* START Exercise materials *

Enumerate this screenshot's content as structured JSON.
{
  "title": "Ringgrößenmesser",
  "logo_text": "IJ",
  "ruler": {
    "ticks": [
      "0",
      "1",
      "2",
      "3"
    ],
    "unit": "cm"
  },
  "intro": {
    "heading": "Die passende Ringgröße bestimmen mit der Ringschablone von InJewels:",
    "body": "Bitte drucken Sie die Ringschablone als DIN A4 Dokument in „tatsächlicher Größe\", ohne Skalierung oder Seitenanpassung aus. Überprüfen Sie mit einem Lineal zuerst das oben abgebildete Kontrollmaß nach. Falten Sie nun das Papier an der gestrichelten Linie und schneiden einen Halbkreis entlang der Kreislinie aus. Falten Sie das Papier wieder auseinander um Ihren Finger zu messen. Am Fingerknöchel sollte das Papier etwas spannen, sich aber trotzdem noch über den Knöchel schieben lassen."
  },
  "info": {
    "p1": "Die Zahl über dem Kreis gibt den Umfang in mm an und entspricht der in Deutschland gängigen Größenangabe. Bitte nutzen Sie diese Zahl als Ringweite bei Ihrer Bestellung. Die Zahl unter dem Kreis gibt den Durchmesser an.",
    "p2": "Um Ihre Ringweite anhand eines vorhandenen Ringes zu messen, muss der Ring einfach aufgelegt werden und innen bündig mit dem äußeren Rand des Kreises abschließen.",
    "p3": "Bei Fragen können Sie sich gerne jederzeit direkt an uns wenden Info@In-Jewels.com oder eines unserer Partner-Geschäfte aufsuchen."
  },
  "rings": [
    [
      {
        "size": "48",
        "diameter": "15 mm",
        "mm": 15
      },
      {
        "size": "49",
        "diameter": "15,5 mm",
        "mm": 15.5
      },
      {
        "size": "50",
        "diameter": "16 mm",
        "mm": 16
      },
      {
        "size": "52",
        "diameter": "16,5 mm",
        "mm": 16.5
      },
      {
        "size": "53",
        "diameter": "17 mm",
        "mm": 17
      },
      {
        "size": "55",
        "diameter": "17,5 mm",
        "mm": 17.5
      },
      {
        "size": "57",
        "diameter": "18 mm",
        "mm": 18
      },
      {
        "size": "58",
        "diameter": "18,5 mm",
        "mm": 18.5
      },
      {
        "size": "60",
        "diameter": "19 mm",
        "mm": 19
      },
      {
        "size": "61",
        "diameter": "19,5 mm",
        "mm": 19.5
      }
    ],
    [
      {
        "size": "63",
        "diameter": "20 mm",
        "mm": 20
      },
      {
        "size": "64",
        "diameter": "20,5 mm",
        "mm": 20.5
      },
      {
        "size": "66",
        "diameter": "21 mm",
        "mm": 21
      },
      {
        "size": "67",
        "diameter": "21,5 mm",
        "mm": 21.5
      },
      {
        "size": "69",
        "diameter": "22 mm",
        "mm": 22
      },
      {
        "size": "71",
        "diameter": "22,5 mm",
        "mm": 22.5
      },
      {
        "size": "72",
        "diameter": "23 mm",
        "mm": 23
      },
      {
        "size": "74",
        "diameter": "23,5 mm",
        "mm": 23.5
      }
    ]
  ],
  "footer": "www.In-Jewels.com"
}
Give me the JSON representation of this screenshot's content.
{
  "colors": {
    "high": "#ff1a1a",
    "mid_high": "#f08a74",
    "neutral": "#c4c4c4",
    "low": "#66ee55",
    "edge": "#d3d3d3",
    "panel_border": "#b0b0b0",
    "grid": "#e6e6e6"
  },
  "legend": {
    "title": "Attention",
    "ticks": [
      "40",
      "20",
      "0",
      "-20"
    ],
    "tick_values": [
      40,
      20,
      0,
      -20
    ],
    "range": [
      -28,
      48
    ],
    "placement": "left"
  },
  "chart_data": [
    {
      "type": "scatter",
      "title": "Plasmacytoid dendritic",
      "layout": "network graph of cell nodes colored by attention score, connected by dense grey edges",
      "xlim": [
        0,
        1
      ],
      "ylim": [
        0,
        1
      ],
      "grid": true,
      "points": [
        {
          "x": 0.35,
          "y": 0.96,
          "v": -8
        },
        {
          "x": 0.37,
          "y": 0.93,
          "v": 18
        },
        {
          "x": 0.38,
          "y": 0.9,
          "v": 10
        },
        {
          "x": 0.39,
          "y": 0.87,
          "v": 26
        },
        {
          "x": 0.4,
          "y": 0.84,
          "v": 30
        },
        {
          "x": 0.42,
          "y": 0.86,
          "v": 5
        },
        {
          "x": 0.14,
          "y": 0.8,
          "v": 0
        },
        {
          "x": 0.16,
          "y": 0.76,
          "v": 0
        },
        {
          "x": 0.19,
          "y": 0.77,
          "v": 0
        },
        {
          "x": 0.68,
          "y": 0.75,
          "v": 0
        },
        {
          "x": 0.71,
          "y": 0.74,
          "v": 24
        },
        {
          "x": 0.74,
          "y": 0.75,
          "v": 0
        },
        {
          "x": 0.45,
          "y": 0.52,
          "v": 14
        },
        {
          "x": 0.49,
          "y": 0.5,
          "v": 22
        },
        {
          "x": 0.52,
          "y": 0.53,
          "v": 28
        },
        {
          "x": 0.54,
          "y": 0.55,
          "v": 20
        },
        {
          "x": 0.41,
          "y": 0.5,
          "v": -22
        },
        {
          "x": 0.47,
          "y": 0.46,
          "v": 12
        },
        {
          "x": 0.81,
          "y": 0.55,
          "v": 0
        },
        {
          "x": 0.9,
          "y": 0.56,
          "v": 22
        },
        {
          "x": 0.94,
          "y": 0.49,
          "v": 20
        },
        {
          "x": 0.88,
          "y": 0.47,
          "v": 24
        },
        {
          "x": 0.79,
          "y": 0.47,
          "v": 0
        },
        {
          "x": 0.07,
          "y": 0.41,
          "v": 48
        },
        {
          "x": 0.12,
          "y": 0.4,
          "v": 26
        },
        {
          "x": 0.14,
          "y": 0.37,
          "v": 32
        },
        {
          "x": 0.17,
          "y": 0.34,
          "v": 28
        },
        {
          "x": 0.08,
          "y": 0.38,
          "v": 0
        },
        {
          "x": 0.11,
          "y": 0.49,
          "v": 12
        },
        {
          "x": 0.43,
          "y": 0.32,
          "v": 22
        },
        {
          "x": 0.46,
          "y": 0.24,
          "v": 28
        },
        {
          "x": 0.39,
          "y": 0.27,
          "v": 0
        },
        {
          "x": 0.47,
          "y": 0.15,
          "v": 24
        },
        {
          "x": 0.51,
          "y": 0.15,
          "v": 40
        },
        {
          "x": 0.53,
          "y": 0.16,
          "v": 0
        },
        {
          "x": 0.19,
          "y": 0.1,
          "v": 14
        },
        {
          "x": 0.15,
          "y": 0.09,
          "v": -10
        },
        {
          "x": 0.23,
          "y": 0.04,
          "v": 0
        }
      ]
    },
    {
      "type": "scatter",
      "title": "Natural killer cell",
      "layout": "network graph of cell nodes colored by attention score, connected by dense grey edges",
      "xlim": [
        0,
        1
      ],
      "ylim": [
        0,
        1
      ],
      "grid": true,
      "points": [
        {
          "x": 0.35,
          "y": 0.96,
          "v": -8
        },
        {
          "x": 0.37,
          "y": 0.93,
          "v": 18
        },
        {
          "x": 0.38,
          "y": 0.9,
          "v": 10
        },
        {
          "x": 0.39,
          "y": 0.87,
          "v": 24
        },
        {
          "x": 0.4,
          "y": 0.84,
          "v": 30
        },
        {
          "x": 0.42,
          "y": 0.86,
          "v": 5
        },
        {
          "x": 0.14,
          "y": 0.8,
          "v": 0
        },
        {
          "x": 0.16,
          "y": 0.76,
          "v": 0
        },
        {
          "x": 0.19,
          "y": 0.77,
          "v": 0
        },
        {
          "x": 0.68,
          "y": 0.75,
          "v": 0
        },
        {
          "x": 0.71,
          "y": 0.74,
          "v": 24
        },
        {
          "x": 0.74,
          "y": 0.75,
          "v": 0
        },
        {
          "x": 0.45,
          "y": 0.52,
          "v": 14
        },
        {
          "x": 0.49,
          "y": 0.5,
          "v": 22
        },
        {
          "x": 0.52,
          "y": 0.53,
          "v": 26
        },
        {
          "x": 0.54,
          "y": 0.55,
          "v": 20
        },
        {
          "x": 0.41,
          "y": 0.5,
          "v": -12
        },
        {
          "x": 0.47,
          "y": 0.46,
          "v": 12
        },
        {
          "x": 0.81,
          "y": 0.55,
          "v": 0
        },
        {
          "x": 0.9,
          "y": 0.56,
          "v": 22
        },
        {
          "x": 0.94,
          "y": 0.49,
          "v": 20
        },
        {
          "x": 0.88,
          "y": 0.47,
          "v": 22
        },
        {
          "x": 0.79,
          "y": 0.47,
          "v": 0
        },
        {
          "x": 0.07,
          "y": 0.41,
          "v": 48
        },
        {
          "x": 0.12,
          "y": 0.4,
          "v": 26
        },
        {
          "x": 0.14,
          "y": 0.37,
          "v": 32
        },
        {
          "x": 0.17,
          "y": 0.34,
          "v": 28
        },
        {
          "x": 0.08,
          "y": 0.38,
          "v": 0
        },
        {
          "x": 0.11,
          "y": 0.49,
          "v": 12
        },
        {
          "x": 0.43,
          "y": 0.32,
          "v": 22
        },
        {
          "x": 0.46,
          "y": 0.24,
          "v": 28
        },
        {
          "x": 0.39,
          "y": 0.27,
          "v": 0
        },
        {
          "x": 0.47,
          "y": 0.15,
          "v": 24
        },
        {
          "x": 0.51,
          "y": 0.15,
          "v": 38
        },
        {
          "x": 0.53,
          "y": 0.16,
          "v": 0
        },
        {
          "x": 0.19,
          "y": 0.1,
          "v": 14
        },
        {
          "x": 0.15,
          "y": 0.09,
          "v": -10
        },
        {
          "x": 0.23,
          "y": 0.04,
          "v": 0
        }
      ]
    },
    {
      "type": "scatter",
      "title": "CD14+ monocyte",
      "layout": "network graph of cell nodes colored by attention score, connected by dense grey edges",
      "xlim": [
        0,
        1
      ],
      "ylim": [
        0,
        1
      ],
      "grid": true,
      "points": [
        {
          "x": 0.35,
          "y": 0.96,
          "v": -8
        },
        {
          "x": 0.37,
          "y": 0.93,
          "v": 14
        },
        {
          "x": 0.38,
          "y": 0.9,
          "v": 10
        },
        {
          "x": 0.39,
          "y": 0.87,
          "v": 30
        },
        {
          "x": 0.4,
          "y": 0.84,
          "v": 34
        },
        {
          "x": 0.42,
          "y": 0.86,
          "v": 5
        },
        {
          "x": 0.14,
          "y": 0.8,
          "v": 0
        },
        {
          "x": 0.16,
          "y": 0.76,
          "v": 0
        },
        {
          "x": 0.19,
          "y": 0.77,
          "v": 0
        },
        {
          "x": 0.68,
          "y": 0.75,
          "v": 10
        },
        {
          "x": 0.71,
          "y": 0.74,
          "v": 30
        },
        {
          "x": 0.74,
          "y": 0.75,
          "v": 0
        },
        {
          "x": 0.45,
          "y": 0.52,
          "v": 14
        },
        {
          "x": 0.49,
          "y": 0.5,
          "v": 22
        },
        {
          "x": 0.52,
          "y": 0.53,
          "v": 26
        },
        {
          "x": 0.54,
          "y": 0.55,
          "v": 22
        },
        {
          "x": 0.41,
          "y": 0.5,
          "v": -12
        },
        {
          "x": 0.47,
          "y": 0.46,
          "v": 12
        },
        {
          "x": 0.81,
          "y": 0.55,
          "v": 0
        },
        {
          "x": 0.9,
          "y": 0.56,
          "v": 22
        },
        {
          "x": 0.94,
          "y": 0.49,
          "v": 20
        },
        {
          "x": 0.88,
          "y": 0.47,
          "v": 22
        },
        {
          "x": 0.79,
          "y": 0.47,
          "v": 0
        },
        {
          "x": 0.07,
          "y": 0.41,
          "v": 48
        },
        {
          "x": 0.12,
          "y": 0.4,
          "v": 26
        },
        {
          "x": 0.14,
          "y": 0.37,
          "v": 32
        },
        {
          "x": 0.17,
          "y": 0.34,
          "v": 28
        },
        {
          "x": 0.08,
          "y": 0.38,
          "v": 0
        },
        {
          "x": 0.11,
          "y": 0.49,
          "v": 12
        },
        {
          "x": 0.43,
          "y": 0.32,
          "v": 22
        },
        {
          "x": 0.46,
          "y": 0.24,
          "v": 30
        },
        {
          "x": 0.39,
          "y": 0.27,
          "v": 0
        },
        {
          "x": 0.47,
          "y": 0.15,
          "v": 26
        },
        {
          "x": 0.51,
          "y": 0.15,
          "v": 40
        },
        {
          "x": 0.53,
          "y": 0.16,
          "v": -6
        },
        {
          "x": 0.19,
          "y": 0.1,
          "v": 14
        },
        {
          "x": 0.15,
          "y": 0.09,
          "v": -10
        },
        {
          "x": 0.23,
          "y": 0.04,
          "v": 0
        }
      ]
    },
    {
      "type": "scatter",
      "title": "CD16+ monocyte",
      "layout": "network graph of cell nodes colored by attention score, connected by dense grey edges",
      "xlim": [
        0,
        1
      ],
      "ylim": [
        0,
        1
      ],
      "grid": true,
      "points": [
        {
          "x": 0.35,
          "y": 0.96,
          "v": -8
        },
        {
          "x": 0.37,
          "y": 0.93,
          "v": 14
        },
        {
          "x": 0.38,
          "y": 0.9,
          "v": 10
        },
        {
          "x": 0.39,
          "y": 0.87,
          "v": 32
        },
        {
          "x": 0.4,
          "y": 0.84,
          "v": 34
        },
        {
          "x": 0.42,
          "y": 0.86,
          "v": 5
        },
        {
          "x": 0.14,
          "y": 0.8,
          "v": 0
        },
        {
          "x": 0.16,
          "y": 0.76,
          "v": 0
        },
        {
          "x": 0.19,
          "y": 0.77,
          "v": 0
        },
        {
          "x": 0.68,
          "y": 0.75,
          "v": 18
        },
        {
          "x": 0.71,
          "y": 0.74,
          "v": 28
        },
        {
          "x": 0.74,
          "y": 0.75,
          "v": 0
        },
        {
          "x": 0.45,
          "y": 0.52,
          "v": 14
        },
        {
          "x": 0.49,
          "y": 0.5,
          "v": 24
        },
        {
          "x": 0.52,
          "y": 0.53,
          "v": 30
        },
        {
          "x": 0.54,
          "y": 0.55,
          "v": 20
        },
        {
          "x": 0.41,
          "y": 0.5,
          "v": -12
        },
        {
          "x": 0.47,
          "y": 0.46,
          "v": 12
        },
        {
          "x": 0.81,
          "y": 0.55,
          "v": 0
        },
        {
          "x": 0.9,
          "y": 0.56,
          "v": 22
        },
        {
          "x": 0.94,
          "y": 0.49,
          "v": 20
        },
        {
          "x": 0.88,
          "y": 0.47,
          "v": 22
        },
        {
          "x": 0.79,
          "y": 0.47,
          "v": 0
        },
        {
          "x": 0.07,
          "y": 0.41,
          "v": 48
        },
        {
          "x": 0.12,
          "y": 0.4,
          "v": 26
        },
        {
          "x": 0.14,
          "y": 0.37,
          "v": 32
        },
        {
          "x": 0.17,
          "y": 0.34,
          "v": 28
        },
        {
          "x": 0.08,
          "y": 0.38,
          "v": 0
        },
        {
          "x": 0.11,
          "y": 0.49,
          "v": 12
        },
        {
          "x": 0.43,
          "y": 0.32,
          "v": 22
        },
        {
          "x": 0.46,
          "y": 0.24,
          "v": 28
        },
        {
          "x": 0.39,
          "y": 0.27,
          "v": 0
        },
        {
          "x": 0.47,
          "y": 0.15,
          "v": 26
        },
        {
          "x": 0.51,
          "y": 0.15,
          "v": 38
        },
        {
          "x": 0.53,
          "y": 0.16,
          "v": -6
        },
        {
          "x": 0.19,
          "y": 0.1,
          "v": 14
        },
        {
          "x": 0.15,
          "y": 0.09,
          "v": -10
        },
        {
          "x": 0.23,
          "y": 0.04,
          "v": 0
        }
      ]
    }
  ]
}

* END Exercise materials *

* Exercise goal *
Only lines holding the string "this" are wanted; gather each one from the entries above.

* Solution to the exercise *
Enumerate this screenshot's content as structured JSON.
Give me the JSON representation of this screenshot's content.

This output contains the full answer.